[Direction]: Wherever the word "Автора" appears in a line, copy that line.

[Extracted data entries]
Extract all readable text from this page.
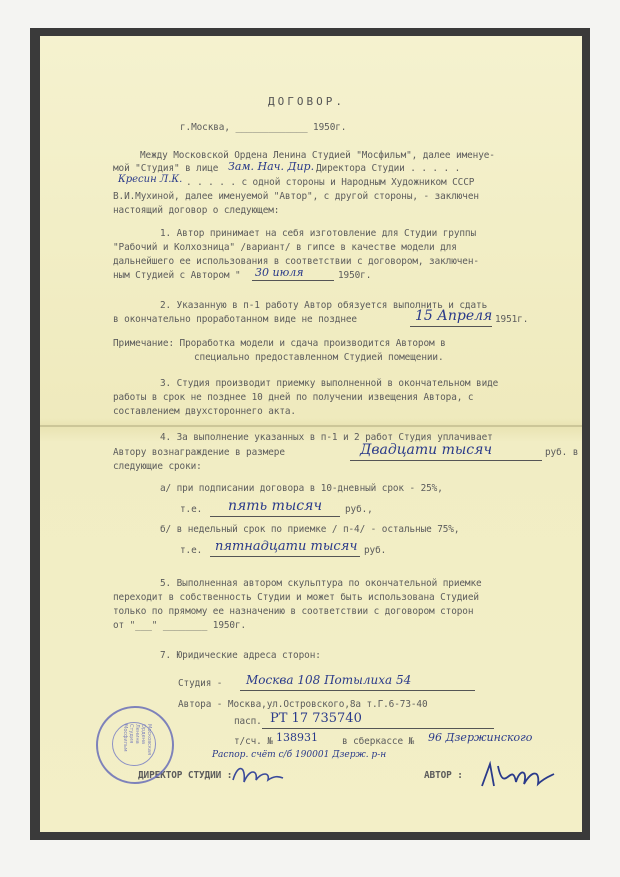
ДОГОВОР.
г.Москва, _____________ 1950г.
Между Московской Ордена Ленина Студией "Мосфильм", далее именуе-
мой "Студия" в лице Зам. Нач. Дир. Директора Студии . . . . .
Кресин Л.К. . . . . . с одной стороны и Народным Художником СССР
В.И.Мухиной, далее именуемой "Автор", с другой стороны, - заключен
настоящий договор о следующем:
1. Автор принимает на себя изготовление для Студии группы
"Рабочий и Колхозница" /вариант/ в гипсе в качестве модели для
дальнейшего ее использования в соответствии с договором, заключен-
ным Студией с Автором " 30 июля	1950г.
2. Указанную в п-1 работу Автор обязуется выполнить и сдать
в окончательно проработанном виде не позднее	15 Апреля 1951г.
Примечание: Проработка модели и сдача производится Автором в
специально предоставленном Студией помещении.
3. Студия производит приемку выполненной в окончательном виде
работы в срок не позднее 10 дней по получении извещения Автора, с
составлением двухстороннего акта.
4. За выполнение указанных в п-1 и 2 работ Студия уплачивает
Автору вознаграждение в размере	Двадцати тысяч	руб. в
следующие сроки:
а/ при подписании договора в 10-дневный срок - 25%,
т.е. пять тысяч руб.,
б/ в недельный срок по приемке / п-4/ - остальные 75%,
т.е. пятнадцати тысяч руб.
5. Выполненная автором скульптура по окончательной приемке
переходит в собственность Студии и может быть использована Студией
только по прямому ее назначению в соответствии с договором сторон
от "___" ________ 1950г.
7. Юридические адреса сторон:
Студия - Москва 108 Потылиха 54
Автора - Москва,ул.Островского,8а т.Г.6-73-40
пасп. РТ 17 735740
т/сч. № 138931	в сберкассе № 96 Дзержинского
Распор. счёт с/б 190001 Дзерж. р-н
ДИРЕКТОР СТУДИИ :	АВТОР :
Московская Ордена Ленина Студия Мосфильм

[Reply to the task]:
работы в срок не позднее 10 дней по получении извещения Автора, с
Автора - Москва,ул.Островского,8а т.Г.6-73-40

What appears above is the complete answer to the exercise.